#### WRITTEN EXERCISE:
Transcribe all the entries word for word, but omit the images.

------------------------------------------------

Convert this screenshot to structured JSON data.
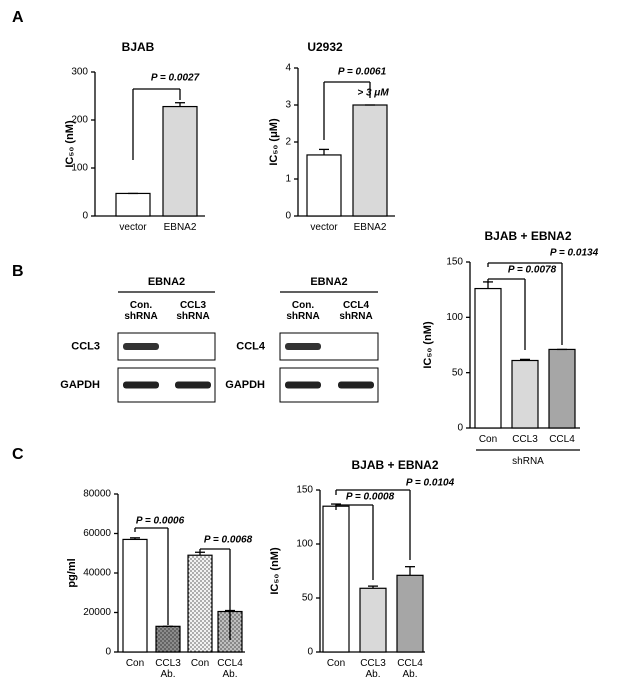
{
  "panels": [
    "A",
    "B",
    "C"
  ],
  "blots": [
    {
      "header": "EBNA2",
      "lanes": [
        "Con.\nshRNA",
        "CCL3\nshRNA"
      ],
      "rows": [
        "CCL3",
        "GAPDH"
      ]
    },
    {
      "header": "EBNA2",
      "lanes": [
        "Con.\nshRNA",
        "CCL4\nshRNA"
      ],
      "rows": [
        "CCL4",
        "GAPDH"
      ]
    }
  ],
  "chart_data": [
    {
      "type": "bar",
      "title": "BJAB",
      "ylabel": "IC₅₀ (nM)",
      "categories": [
        "vector",
        "EBNA2"
      ],
      "values": [
        47,
        228
      ],
      "errors": [
        0,
        8
      ],
      "colors": [
        "#ffffff",
        "#d9d9d9"
      ],
      "ylim": [
        0,
        300
      ],
      "yticks": [
        0,
        100,
        200,
        300
      ],
      "annotations": [
        "P = 0.0027"
      ]
    },
    {
      "type": "bar",
      "title": "U2932",
      "ylabel": "IC₅₀ (μM)",
      "categories": [
        "vector",
        "EBNA2"
      ],
      "values": [
        1.65,
        3.0
      ],
      "errors": [
        0.15,
        0
      ],
      "colors": [
        "#ffffff",
        "#d9d9d9"
      ],
      "ylim": [
        0,
        4
      ],
      "yticks": [
        0,
        1,
        2,
        3,
        4
      ],
      "annotations": [
        "P = 0.0061",
        "> 3 μM"
      ]
    },
    {
      "type": "bar",
      "title": "BJAB + EBNA2",
      "ylabel": "IC₅₀ (nM)",
      "xlabel": "shRNA",
      "categories": [
        "Con",
        "CCL3",
        "CCL4"
      ],
      "values": [
        126,
        61,
        71
      ],
      "errors": [
        6,
        1,
        0
      ],
      "colors": [
        "#ffffff",
        "#d9d9d9",
        "#a6a6a6"
      ],
      "ylim": [
        0,
        150
      ],
      "yticks": [
        0,
        50,
        100,
        150
      ],
      "annotations": [
        "P = 0.0078",
        "P = 0.0134"
      ]
    },
    {
      "type": "bar",
      "ylabel": "pg/ml",
      "categories": [
        "Con",
        "CCL3\nAb.",
        "Con",
        "CCL4\nAb."
      ],
      "values": [
        57000,
        13000,
        49000,
        20500
      ],
      "errors": [
        800,
        0,
        1500,
        500
      ],
      "colors": [
        "#ffffff",
        "#8c8c8c",
        "#f2f2f2",
        "#bfbfbf"
      ],
      "dotted": [
        false,
        true,
        true,
        true
      ],
      "ylim": [
        0,
        80000
      ],
      "yticks": [
        0,
        20000,
        40000,
        60000,
        80000
      ],
      "annotations": [
        "P = 0.0006",
        "P = 0.0068"
      ]
    },
    {
      "type": "bar",
      "title": "BJAB + EBNA2",
      "ylabel": "IC₅₀ (nM)",
      "categories": [
        "Con",
        "CCL3\nAb.",
        "CCL4\nAb."
      ],
      "values": [
        135,
        59,
        71
      ],
      "errors": [
        2,
        2,
        8
      ],
      "colors": [
        "#ffffff",
        "#d9d9d9",
        "#a6a6a6"
      ],
      "ylim": [
        0,
        150
      ],
      "yticks": [
        0,
        50,
        100,
        150
      ],
      "annotations": [
        "P = 0.0008",
        "P = 0.0104"
      ]
    }
  ]
}
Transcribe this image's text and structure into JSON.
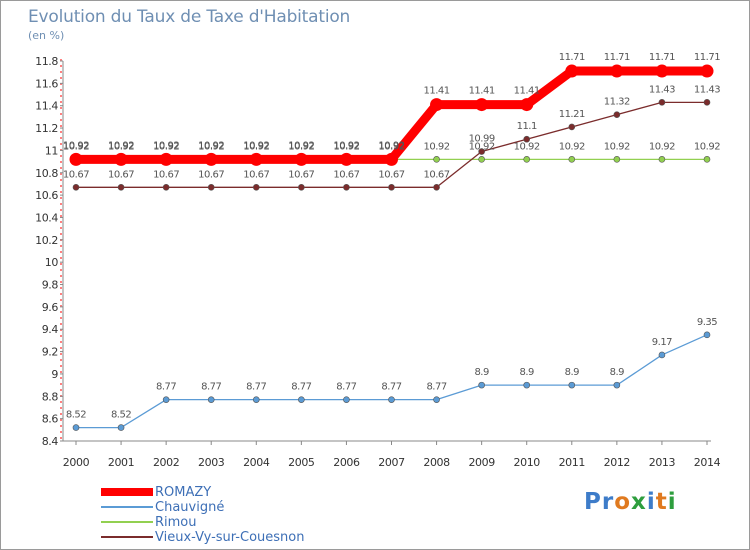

------------------------------------------------

#### SOLUTION TO THIS TASK:
Convert this screenshot to structured JSON data.
{
  "panels": [
    "A",
    "B",
    "C"
  ],
  "blots": [
    {
      "header": "EBNA2",
      "lanes": [
        "Con.\nshRNA",
        "CCL3\nshRNA"
      ],
      "rows": [
        "CCL3",
        "GAPDH"
      ]
    },
    {
      "header": "EBNA2",
      "lanes": [
        "Con.\nshRNA",
        "CCL4\nshRNA"
      ],
      "rows": [
        "CCL4",
        "GAPDH"
      ]
    }
  ],
  "chart_data": [
    {
      "type": "bar",
      "title": "BJAB",
      "ylabel": "IC₅₀ (nM)",
      "categories": [
        "vector",
        "EBNA2"
      ],
      "values": [
        47,
        228
      ],
      "errors": [
        0,
        8
      ],
      "colors": [
        "#ffffff",
        "#d9d9d9"
      ],
      "ylim": [
        0,
        300
      ],
      "yticks": [
        0,
        100,
        200,
        300
      ],
      "annotations": [
        "P = 0.0027"
      ]
    },
    {
      "type": "bar",
      "title": "U2932",
      "ylabel": "IC₅₀ (μM)",
      "categories": [
        "vector",
        "EBNA2"
      ],
      "values": [
        1.65,
        3.0
      ],
      "errors": [
        0.15,
        0
      ],
      "colors": [
        "#ffffff",
        "#d9d9d9"
      ],
      "ylim": [
        0,
        4
      ],
      "yticks": [
        0,
        1,
        2,
        3,
        4
      ],
      "annotations": [
        "P = 0.0061",
        "> 3 μM"
      ]
    },
    {
      "type": "bar",
      "title": "BJAB + EBNA2",
      "ylabel": "IC₅₀ (nM)",
      "xlabel": "shRNA",
      "categories": [
        "Con",
        "CCL3",
        "CCL4"
      ],
      "values": [
        126,
        61,
        71
      ],
      "errors": [
        6,
        1,
        0
      ],
      "colors": [
        "#ffffff",
        "#d9d9d9",
        "#a6a6a6"
      ],
      "ylim": [
        0,
        150
      ],
      "yticks": [
        0,
        50,
        100,
        150
      ],
      "annotations": [
        "P = 0.0078",
        "P = 0.0134"
      ]
    },
    {
      "type": "bar",
      "ylabel": "pg/ml",
      "categories": [
        "Con",
        "CCL3\nAb.",
        "Con",
        "CCL4\nAb."
      ],
      "values": [
        57000,
        13000,
        49000,
        20500
      ],
      "errors": [
        800,
        0,
        1500,
        500
      ],
      "colors": [
        "#ffffff",
        "#8c8c8c",
        "#f2f2f2",
        "#bfbfbf"
      ],
      "dotted": [
        false,
        true,
        true,
        true
      ],
      "ylim": [
        0,
        80000
      ],
      "yticks": [
        0,
        20000,
        40000,
        60000,
        80000
      ],
      "annotations": [
        "P = 0.0006",
        "P = 0.0068"
      ]
    },
    {
      "type": "bar",
      "title": "BJAB + EBNA2",
      "ylabel": "IC₅₀ (nM)",
      "categories": [
        "Con",
        "CCL3\nAb.",
        "CCL4\nAb."
      ],
      "values": [
        135,
        59,
        71
      ],
      "errors": [
        2,
        2,
        8
      ],
      "colors": [
        "#ffffff",
        "#d9d9d9",
        "#a6a6a6"
      ],
      "ylim": [
        0,
        150
      ],
      "yticks": [
        0,
        50,
        100,
        150
      ],
      "annotations": [
        "P = 0.0008",
        "P = 0.0104"
      ]
    }
  ]
}
Transcribe this image's text and structure into JSON.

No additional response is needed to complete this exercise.